■ **EXERCISE**: Find every line in the records below that contains the word "état", and copy each such line.

(Data excerpts)

=======

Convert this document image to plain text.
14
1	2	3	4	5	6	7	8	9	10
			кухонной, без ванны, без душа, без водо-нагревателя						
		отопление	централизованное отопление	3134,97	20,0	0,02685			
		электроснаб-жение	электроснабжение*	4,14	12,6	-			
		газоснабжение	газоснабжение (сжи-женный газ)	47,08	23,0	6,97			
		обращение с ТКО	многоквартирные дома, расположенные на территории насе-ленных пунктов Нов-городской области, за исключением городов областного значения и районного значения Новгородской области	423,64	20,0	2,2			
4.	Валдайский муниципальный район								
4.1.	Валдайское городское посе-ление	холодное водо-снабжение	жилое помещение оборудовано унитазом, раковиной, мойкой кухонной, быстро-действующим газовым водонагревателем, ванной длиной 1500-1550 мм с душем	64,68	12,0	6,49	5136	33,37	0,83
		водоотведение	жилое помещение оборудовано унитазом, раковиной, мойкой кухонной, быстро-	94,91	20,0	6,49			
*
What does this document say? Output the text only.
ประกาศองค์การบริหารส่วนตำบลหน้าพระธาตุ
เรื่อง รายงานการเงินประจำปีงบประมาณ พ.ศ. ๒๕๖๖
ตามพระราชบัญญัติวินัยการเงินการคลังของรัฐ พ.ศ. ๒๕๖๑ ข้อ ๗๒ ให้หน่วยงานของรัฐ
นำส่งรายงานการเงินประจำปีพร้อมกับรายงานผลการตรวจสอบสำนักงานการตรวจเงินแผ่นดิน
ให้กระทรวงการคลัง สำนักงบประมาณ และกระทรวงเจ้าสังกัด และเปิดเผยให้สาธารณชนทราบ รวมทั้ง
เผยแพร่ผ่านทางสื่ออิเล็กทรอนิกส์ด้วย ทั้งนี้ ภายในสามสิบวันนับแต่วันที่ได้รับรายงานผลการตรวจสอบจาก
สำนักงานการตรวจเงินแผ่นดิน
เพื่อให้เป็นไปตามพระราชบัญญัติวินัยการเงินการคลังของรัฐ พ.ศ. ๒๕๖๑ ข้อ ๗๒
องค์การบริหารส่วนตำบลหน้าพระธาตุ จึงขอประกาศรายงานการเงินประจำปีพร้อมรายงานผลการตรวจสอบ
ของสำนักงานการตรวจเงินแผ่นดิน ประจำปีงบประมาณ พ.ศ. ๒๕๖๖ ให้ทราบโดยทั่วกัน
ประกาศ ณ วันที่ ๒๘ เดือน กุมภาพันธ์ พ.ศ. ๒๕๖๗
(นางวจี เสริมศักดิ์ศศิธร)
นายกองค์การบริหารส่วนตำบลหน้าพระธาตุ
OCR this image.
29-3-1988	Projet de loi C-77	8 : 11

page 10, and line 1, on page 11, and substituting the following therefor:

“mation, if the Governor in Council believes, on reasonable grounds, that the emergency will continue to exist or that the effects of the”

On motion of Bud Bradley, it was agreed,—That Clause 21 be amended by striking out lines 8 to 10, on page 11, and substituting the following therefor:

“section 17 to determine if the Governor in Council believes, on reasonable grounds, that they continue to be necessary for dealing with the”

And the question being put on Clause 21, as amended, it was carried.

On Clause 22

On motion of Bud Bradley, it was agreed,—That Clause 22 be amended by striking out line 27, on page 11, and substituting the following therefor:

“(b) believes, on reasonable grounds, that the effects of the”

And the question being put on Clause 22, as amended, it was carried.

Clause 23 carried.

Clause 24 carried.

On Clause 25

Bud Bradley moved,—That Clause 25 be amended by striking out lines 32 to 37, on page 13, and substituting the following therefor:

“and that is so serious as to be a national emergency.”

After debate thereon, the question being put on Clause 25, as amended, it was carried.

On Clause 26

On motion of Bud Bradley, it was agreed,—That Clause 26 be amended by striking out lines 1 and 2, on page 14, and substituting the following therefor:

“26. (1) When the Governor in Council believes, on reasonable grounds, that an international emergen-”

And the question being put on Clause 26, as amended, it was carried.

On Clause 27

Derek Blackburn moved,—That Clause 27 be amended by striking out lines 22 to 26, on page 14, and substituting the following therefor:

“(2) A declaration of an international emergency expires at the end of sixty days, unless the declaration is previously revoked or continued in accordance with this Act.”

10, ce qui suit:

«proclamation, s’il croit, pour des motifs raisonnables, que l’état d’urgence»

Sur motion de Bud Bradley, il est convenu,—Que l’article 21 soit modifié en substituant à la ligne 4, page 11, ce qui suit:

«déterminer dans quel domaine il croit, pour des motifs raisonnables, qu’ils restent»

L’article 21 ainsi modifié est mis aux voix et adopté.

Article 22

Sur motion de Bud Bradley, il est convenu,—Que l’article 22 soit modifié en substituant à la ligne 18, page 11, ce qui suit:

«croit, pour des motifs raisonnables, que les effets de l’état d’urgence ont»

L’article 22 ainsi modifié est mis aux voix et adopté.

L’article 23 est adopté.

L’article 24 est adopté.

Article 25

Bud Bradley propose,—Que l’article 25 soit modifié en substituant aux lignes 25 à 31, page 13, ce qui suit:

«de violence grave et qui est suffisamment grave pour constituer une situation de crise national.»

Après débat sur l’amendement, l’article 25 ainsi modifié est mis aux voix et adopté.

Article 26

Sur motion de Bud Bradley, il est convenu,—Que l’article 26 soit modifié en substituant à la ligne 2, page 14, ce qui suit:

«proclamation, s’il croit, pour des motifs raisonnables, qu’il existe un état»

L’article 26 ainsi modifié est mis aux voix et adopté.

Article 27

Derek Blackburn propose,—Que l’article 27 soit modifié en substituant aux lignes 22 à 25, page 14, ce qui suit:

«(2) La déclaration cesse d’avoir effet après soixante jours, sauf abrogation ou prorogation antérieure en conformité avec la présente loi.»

=======

■ **WRITTEN ANSWER**:
«proclamation, s’il croit, pour des motifs raisonnables, que l’état d’urgence»
«croit, pour des motifs raisonnables, que les effets de l’état d’urgence ont»
«proclamation, s’il croit, pour des motifs raisonnables, qu’il existe un état»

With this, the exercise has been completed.